= Task requirements =
Without the pictures, output the records below word for word.

= Dataset excerpts =
········
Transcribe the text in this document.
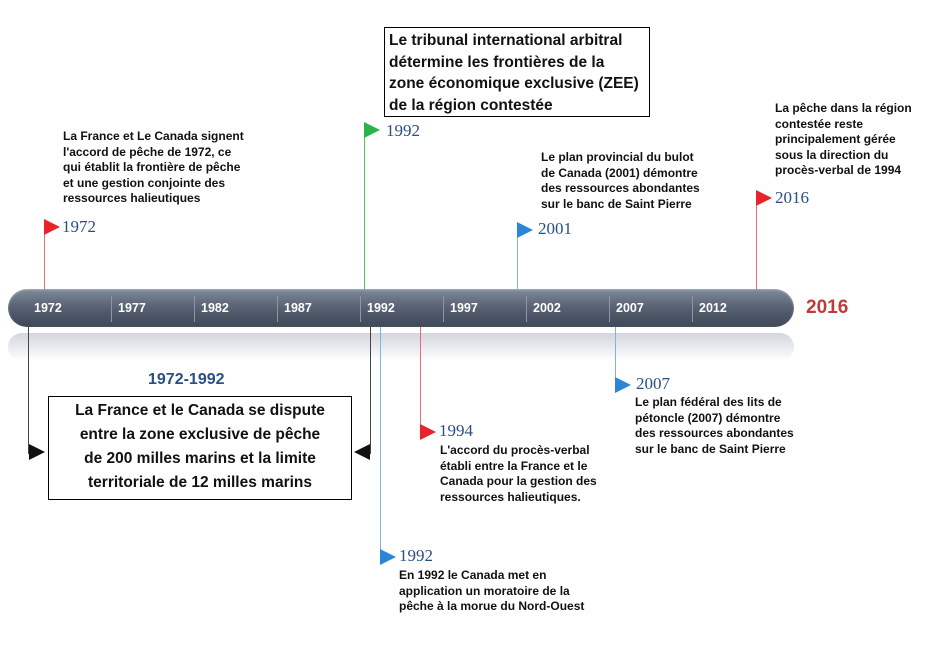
1972	1977	1982	1987	1992	1997	2002	2007	2012	2016
1972
La France et Le Canada signent
l'accord de pêche de 1972, ce
qui établit la frontière de pêche
et une gestion conjointe des
ressources halieutiques
1992
Le tribunal international arbitral
détermine les frontières de la
zone économique exclusive (ZEE)
de la région contestée
2001
Le plan provincial du bulot
de Canada (2001) démontre
des ressources abondantes
sur le banc de Saint Pierre	2016
La pêche dans la région
contestée reste
principalement gérée
sous la direction du
procès-verbal de 1994
2007
Le plan fédéral des lits de
pétoncle (2007) démontre
des ressources abondantes
sur le banc de Saint Pierre
1994
L'accord du procès-verbal
établi entre la France et le
Canada pour la gestion des
ressources halieutiques.
1992
En 1992 le Canada met en
application un moratoire de la
pêche à la morue du Nord-Ouest
1972-1992
La France et le Canada se dispute
entre la zone exclusive de pêche
de 200 milles marins et la limite
territoriale de 12 milles marins
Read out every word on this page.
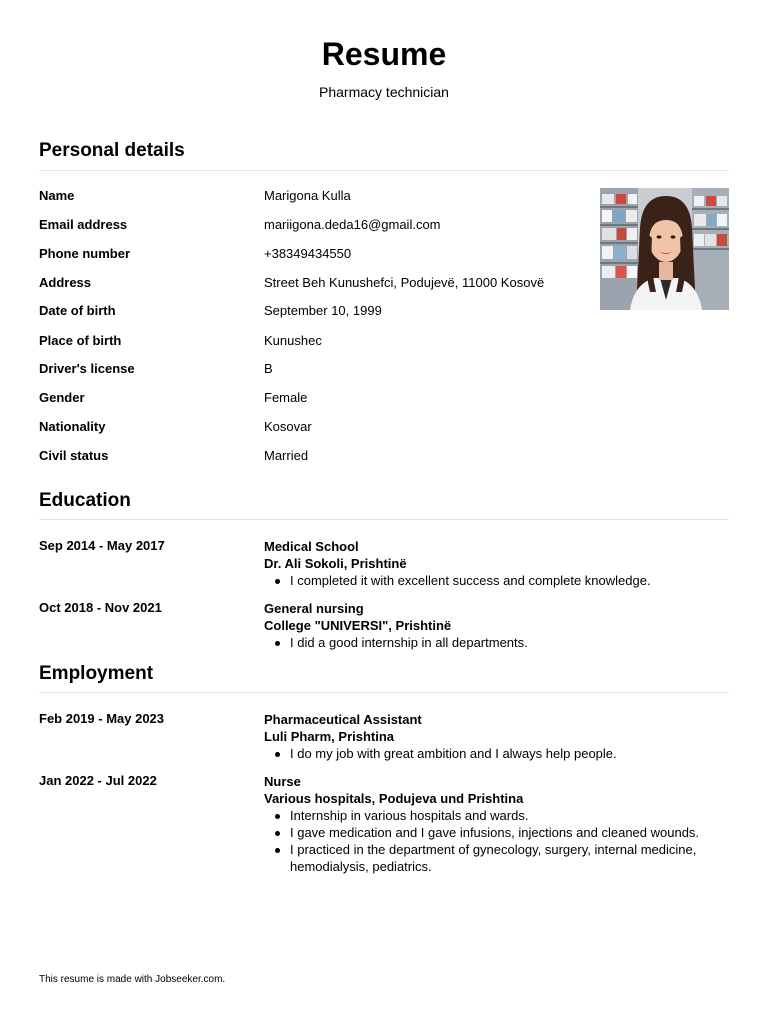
Resume
Pharmacy technician
Personal details
Name	Marigona Kulla
Email address	mariigona.deda16@gmail.com
Phone number	+38349434550
Address	Street Beh Kunushefci, Podujevë, 11000 Kosovë
Date of birth	September 10, 1999
Place of birth	Kunushec
Driver's license	B
Gender	Female
Nationality	Kosovar
Civil status	Married
Education
Sep 2014 - May 2017	Medical School
Dr. Ali Sokoli, Prishtinë
I completed it with excellent success and complete knowledge.
Oct 2018 - Nov 2021	General nursing
College "UNIVERSI", Prishtinë
I did a good internship in all departments.
Employment
Feb 2019 - May 2023	Pharmaceutical Assistant
Luli Pharm, Prishtina
I do my job with great ambition and I always help people.
Jan 2022 - Jul 2022	Nurse
Various hospitals, Podujeva und Prishtina
Internship in various hospitals and wards.
I gave medication and I gave infusions, injections and cleaned wounds.
I practiced in the department of gynecology, surgery, internal medicine, hemodialysis, pediatrics.
This resume is made with Jobseeker.com.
········
= Solution for this exercise =
Transcribe the text in this document.
1972	1977	1982	1987	1992	1997	2002	2007	2012	2016
1972
La France et Le Canada signent
l'accord de pêche de 1972, ce
qui établit la frontière de pêche
et une gestion conjointe des
ressources halieutiques
1992
Le tribunal international arbitral
détermine les frontières de la
zone économique exclusive (ZEE)
de la région contestée
2001
Le plan provincial du bulot
de Canada (2001) démontre
des ressources abondantes
sur le banc de Saint Pierre	2016
La pêche dans la région
contestée reste
principalement gérée
sous la direction du
procès-verbal de 1994
2007
Le plan fédéral des lits de
pétoncle (2007) démontre
des ressources abondantes
sur le banc de Saint Pierre
1994
L'accord du procès-verbal
établi entre la France et le
Canada pour la gestion des
ressources halieutiques.
1992
En 1992 le Canada met en
application un moratoire de la
pêche à la morue du Nord-Ouest
1972-1992
La France et le Canada se dispute
entre la zone exclusive de pêche
de 200 milles marins et la limite
territoriale de 12 milles marins
Read out every word on this page.
Resume
Pharmacy technician
Personal details
Name	Marigona Kulla
Email address	mariigona.deda16@gmail.com
Phone number	+38349434550
Address	Street Beh Kunushefci, Podujevë, 11000 Kosovë
Date of birth	September 10, 1999
Place of birth	Kunushec
Driver's license	B
Gender	Female
Nationality	Kosovar
Civil status	Married
Education
Sep 2014 - May 2017	Medical School
Dr. Ali Sokoli, Prishtinë
I completed it with excellent success and complete knowledge.
Oct 2018 - Nov 2021	General nursing
College "UNIVERSI", Prishtinë
I did a good internship in all departments.
Employment
Feb 2019 - May 2023	Pharmaceutical Assistant
Luli Pharm, Prishtina
I do my job with great ambition and I always help people.
Jan 2022 - Jul 2022	Nurse
Various hospitals, Podujeva und Prishtina
Internship in various hospitals and wards.
I gave medication and I gave infusions, injections and cleaned wounds.
I practiced in the department of gynecology, surgery, internal medicine, hemodialysis, pediatrics.
This resume is made with Jobseeker.com.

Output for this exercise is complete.